Every record here should be printed again exactly.
○ ○ ○ ○ ○
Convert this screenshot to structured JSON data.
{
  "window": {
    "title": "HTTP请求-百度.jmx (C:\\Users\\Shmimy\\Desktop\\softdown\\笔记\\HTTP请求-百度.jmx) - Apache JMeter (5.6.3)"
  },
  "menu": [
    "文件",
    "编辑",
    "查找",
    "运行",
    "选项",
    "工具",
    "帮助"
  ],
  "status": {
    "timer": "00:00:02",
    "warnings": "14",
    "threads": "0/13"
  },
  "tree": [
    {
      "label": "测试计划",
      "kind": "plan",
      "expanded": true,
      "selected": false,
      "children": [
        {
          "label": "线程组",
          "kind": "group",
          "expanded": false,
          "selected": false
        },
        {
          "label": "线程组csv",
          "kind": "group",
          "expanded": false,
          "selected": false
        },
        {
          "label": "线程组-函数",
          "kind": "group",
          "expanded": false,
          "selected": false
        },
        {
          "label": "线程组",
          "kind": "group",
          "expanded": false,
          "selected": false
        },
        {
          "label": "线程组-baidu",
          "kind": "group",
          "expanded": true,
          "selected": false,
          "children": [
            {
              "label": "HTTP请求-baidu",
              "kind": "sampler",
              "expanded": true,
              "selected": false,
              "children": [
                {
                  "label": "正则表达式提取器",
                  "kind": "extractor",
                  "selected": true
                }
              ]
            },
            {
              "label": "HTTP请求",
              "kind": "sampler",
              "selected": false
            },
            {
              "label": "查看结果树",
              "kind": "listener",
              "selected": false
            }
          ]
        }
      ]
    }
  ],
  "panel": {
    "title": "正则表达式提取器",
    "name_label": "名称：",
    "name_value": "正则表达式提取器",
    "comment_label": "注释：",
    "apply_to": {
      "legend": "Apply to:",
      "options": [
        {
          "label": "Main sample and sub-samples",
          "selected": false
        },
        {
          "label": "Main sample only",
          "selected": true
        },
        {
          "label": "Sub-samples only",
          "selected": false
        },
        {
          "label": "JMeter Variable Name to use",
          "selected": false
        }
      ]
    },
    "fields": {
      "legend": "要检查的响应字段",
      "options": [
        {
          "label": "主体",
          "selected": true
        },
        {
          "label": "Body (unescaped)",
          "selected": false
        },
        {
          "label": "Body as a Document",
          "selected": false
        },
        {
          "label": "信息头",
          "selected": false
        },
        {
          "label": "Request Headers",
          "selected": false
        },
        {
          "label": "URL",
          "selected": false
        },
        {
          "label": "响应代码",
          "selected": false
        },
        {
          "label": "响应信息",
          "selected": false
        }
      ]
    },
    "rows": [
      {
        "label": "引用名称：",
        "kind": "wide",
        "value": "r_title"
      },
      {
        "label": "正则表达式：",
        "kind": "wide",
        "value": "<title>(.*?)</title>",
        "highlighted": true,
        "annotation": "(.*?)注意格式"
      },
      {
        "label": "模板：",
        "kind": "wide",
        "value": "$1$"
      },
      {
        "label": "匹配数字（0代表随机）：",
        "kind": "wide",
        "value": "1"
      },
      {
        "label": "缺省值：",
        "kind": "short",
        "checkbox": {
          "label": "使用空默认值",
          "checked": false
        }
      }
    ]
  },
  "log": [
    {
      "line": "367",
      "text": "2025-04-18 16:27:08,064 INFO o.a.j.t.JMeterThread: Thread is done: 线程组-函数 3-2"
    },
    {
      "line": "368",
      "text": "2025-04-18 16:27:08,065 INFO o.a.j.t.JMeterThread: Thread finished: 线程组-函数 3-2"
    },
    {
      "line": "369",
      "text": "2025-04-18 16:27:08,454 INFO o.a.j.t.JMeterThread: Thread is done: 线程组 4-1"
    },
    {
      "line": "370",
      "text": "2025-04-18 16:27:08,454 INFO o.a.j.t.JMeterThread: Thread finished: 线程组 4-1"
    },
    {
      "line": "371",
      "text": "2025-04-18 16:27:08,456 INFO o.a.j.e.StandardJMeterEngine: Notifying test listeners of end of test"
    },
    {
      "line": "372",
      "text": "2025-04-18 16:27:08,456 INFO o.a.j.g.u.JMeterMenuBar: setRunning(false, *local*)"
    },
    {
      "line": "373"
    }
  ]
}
○ ○ ○ ○ ○
## RESPONSE TO THIS TASK
Convert this screenshot to structured JSON data.
{
  "window": {
    "title": "HTTP请求-百度.jmx (C:\\Users\\Shmimy\\Desktop\\softdown\\笔记\\HTTP请求-百度.jmx) - Apache JMeter (5.6.3)"
  },
  "menu": [
    "文件",
    "编辑",
    "查找",
    "运行",
    "选项",
    "工具",
    "帮助"
  ],
  "status": {
    "timer": "00:00:02",
    "warnings": "14",
    "threads": "0/13"
  },
  "tree": [
    {
      "label": "测试计划",
      "kind": "plan",
      "expanded": true,
      "selected": false,
      "children": [
        {
          "label": "线程组",
          "kind": "group",
          "expanded": false,
          "selected": false
        },
        {
          "label": "线程组csv",
          "kind": "group",
          "expanded": false,
          "selected": false
        },
        {
          "label": "线程组-函数",
          "kind": "group",
          "expanded": false,
          "selected": false
        },
        {
          "label": "线程组",
          "kind": "group",
          "expanded": false,
          "selected": false
        },
        {
          "label": "线程组-baidu",
          "kind": "group",
          "expanded": true,
          "selected": false,
          "children": [
            {
              "label": "HTTP请求-baidu",
              "kind": "sampler",
              "expanded": true,
              "selected": false,
              "children": [
                {
                  "label": "正则表达式提取器",
                  "kind": "extractor",
                  "selected": true
                }
              ]
            },
            {
              "label": "HTTP请求",
              "kind": "sampler",
              "selected": false
            },
            {
              "label": "查看结果树",
              "kind": "listener",
              "selected": false
            }
          ]
        }
      ]
    }
  ],
  "panel": {
    "title": "正则表达式提取器",
    "name_label": "名称：",
    "name_value": "正则表达式提取器",
    "comment_label": "注释：",
    "apply_to": {
      "legend": "Apply to:",
      "options": [
        {
          "label": "Main sample and sub-samples",
          "selected": false
        },
        {
          "label": "Main sample only",
          "selected": true
        },
        {
          "label": "Sub-samples only",
          "selected": false
        },
        {
          "label": "JMeter Variable Name to use",
          "selected": false
        }
      ]
    },
    "fields": {
      "legend": "要检查的响应字段",
      "options": [
        {
          "label": "主体",
          "selected": true
        },
        {
          "label": "Body (unescaped)",
          "selected": false
        },
        {
          "label": "Body as a Document",
          "selected": false
        },
        {
          "label": "信息头",
          "selected": false
        },
        {
          "label": "Request Headers",
          "selected": false
        },
        {
          "label": "URL",
          "selected": false
        },
        {
          "label": "响应代码",
          "selected": false
        },
        {
          "label": "响应信息",
          "selected": false
        }
      ]
    },
    "rows": [
      {
        "label": "引用名称：",
        "kind": "wide",
        "value": "r_title"
      },
      {
        "label": "正则表达式：",
        "kind": "wide",
        "value": "<title>(.*?)</title>",
        "highlighted": true,
        "annotation": "(.*?)注意格式"
      },
      {
        "label": "模板：",
        "kind": "wide",
        "value": "$1$"
      },
      {
        "label": "匹配数字（0代表随机）：",
        "kind": "wide",
        "value": "1"
      },
      {
        "label": "缺省值：",
        "kind": "short",
        "checkbox": {
          "label": "使用空默认值",
          "checked": false
        }
      }
    ]
  },
  "log": [
    {
      "line": "367",
      "text": "2025-04-18 16:27:08,064 INFO o.a.j.t.JMeterThread: Thread is done: 线程组-函数 3-2"
    },
    {
      "line": "368",
      "text": "2025-04-18 16:27:08,065 INFO o.a.j.t.JMeterThread: Thread finished: 线程组-函数 3-2"
    },
    {
      "line": "369",
      "text": "2025-04-18 16:27:08,454 INFO o.a.j.t.JMeterThread: Thread is done: 线程组 4-1"
    },
    {
      "line": "370",
      "text": "2025-04-18 16:27:08,454 INFO o.a.j.t.JMeterThread: Thread finished: 线程组 4-1"
    },
    {
      "line": "371",
      "text": "2025-04-18 16:27:08,456 INFO o.a.j.e.StandardJMeterEngine: Notifying test listeners of end of test"
    },
    {
      "line": "372",
      "text": "2025-04-18 16:27:08,456 INFO o.a.j.g.u.JMeterMenuBar: setRunning(false, *local*)"
    },
    {
      "line": "373"
    }
  ]
}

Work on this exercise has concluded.